━━━━━ THE INPUT ━━━━━
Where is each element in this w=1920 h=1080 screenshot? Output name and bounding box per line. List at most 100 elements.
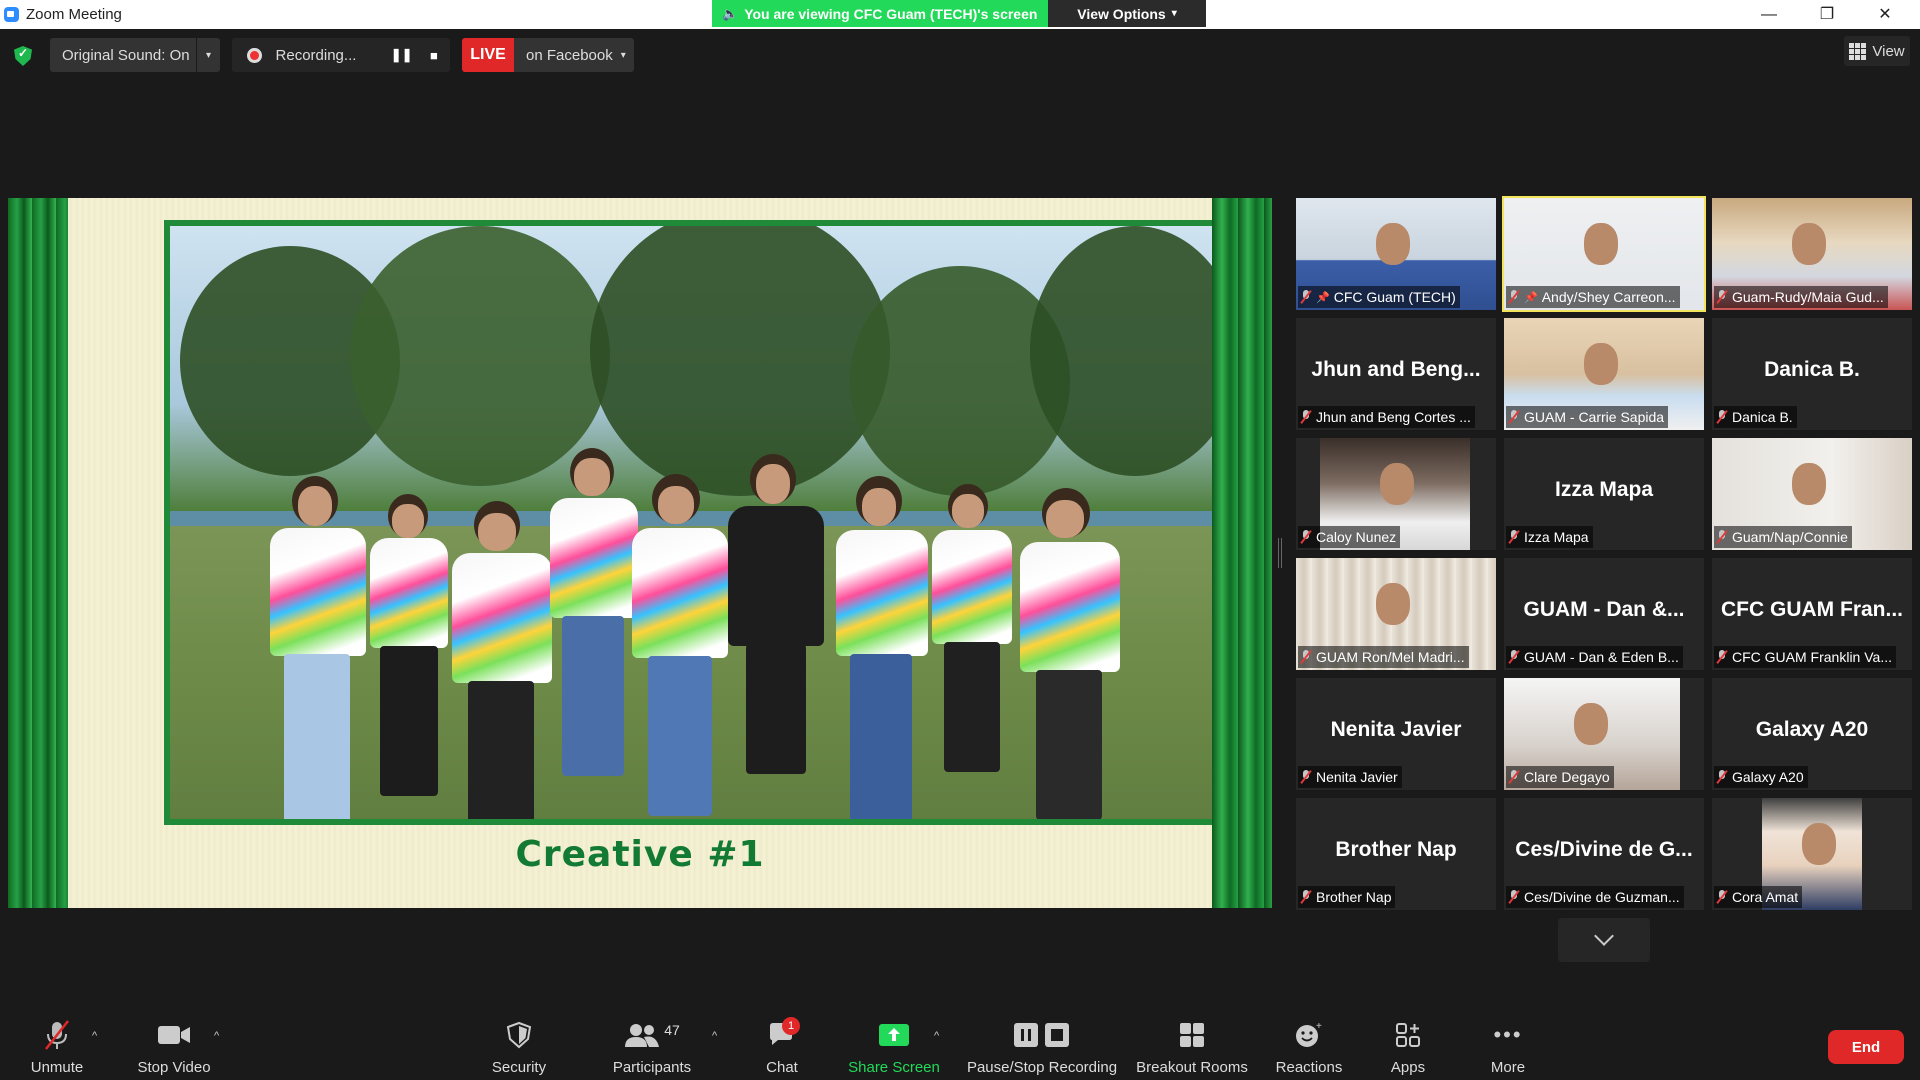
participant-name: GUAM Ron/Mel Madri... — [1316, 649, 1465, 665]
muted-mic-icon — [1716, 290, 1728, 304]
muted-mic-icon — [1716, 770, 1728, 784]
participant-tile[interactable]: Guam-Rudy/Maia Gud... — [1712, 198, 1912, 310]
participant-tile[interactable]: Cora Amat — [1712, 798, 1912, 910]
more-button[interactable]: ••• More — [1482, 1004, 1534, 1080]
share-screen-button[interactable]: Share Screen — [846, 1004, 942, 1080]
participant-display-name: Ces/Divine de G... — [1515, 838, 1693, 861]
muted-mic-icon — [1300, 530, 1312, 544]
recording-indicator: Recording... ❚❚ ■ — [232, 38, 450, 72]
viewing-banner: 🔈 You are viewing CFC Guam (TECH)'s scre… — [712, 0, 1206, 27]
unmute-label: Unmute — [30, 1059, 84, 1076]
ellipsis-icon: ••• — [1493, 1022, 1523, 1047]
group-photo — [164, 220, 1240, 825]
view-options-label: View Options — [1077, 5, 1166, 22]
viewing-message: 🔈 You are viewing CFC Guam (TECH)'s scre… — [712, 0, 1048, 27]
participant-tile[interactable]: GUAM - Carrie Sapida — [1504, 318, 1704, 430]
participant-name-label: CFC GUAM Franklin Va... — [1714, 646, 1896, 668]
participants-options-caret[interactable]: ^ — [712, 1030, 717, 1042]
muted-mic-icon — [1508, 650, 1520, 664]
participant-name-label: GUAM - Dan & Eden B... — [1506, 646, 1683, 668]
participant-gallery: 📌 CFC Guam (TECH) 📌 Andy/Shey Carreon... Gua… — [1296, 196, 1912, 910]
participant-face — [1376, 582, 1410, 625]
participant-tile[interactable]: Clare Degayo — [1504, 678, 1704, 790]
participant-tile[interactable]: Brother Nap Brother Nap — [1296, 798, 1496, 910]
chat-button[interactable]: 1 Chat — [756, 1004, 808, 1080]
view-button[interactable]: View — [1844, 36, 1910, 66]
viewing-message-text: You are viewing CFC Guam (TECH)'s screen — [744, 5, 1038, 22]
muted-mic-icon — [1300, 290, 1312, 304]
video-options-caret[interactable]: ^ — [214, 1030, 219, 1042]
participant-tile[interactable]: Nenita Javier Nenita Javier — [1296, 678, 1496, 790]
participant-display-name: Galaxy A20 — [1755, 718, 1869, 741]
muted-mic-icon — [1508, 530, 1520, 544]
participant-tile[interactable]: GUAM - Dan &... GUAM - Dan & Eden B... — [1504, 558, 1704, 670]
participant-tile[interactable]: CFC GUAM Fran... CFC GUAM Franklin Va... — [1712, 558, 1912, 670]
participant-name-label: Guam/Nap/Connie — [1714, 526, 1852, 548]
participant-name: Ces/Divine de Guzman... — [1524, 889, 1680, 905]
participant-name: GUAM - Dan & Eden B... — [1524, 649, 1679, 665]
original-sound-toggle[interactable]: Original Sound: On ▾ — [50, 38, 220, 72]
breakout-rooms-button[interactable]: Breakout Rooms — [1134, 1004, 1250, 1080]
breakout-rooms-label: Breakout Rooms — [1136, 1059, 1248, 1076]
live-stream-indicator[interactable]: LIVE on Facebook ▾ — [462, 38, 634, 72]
━━━━━
**WHAT IS REQUIRED:**
Render every line of the material above as a JSON list of strings, one string per line, with blank lines skipped and the picture left out.

**TASK RESPONSE:**
[
  "Where is each element in this w=1920 h=1080 screenshot? Output name and bounding box per line. List at most 100 elements.",
  "participant-name: GUAM Ron/Mel Madri... — [1316, 649, 1465, 665]",
  "muted-mic-icon — [1716, 290, 1728, 304]",
  "muted-mic-icon — [1716, 770, 1728, 784]",
  "participant-tile[interactable]: Guam-Rudy/Maia Gud... — [1712, 198, 1912, 310]",
  "participant-tile[interactable]: Cora Amat — [1712, 798, 1912, 910]",
  "more-button[interactable]: ••• More — [1482, 1004, 1534, 1080]",
  "share-screen-button[interactable]: Share Screen — [846, 1004, 942, 1080]",
  "participant-display-name: Ces/Divine de G... — [1515, 838, 1693, 861]",
  "muted-mic-icon — [1300, 530, 1312, 544]",
  "recording-indicator: Recording... ❚❚ ■ — [232, 38, 450, 72]",
  "viewing-banner: 🔈 You are viewing CFC Guam (TECH)'s scre… — [712, 0, 1206, 27]",
  "unmute-label: Unmute — [30, 1059, 84, 1076]",
  "ellipsis-icon: ••• — [1493, 1022, 1523, 1047]",
  "group-photo — [164, 220, 1240, 825]",
  "view-options-label: View Options — [1077, 5, 1166, 22]",
  "viewing-message: 🔈 You are viewing CFC Guam (TECH)'s scre… — [712, 0, 1048, 27]",
  "participant-tile[interactable]: GUAM - Carrie Sapida — [1504, 318, 1704, 430]",
  "participant-name-label: CFC GUAM Franklin Va... — [1714, 646, 1896, 668]",
  "participants-options-caret[interactable]: ^ — [712, 1030, 717, 1042]",
  "muted-mic-icon — [1508, 650, 1520, 664]",
  "participant-name-label: GUAM - Dan & Eden B... — [1506, 646, 1683, 668]",
  "participant-gallery: 📌 CFC Guam (TECH) 📌 Andy/Shey Carreon... Gua… — [1296, 196, 1912, 910]",
  "participant-face — [1376, 582, 1410, 625]",
  "participant-tile[interactable]: Clare Degayo — [1504, 678, 1704, 790]",
  "participant-tile[interactable]: Brother Nap Brother Nap — [1296, 798, 1496, 910]",
  "chat-button[interactable]: 1 Chat — [756, 1004, 808, 1080]",
  "view-button[interactable]: View — [1844, 36, 1910, 66]",
  "viewing-message-text: You are viewing CFC Guam (TECH)'s screen — [744, 5, 1038, 22]",
  "muted-mic-icon — [1300, 290, 1312, 304]",
  "video-options-caret[interactable]: ^ — [214, 1030, 219, 1042]",
  "participant-tile[interactable]: Nenita Javier Nenita Javier — [1296, 678, 1496, 790]",
  "participant-display-name: Galaxy A20 — [1755, 718, 1869, 741]",
  "muted-mic-icon — [1508, 530, 1520, 544]",
  "participant-tile[interactable]: GUAM - Dan &... GUAM - Dan & Eden B... — [1504, 558, 1704, 670]",
  "participant-tile[interactable]: CFC GUAM Fran... CFC GUAM Franklin Va... — [1712, 558, 1912, 670]",
  "participant-name-label: Guam/Nap/Connie — [1714, 526, 1852, 548]",
  "participant-name: Ces/Divine de Guzman... — [1524, 889, 1680, 905]",
  "participant-name: GUAM - Dan & Eden B... — [1524, 649, 1679, 665]",
  "original-sound-toggle[interactable]: Original Sound: On ▾ — [50, 38, 220, 72]",
  "breakout-rooms-button[interactable]: Breakout Rooms — [1134, 1004, 1250, 1080]",
  "breakout-rooms-label: Breakout Rooms — [1136, 1059, 1248, 1076]",
  "live-stream-indicator[interactable]: LIVE on Facebook ▾ — [462, 38, 634, 72]"
]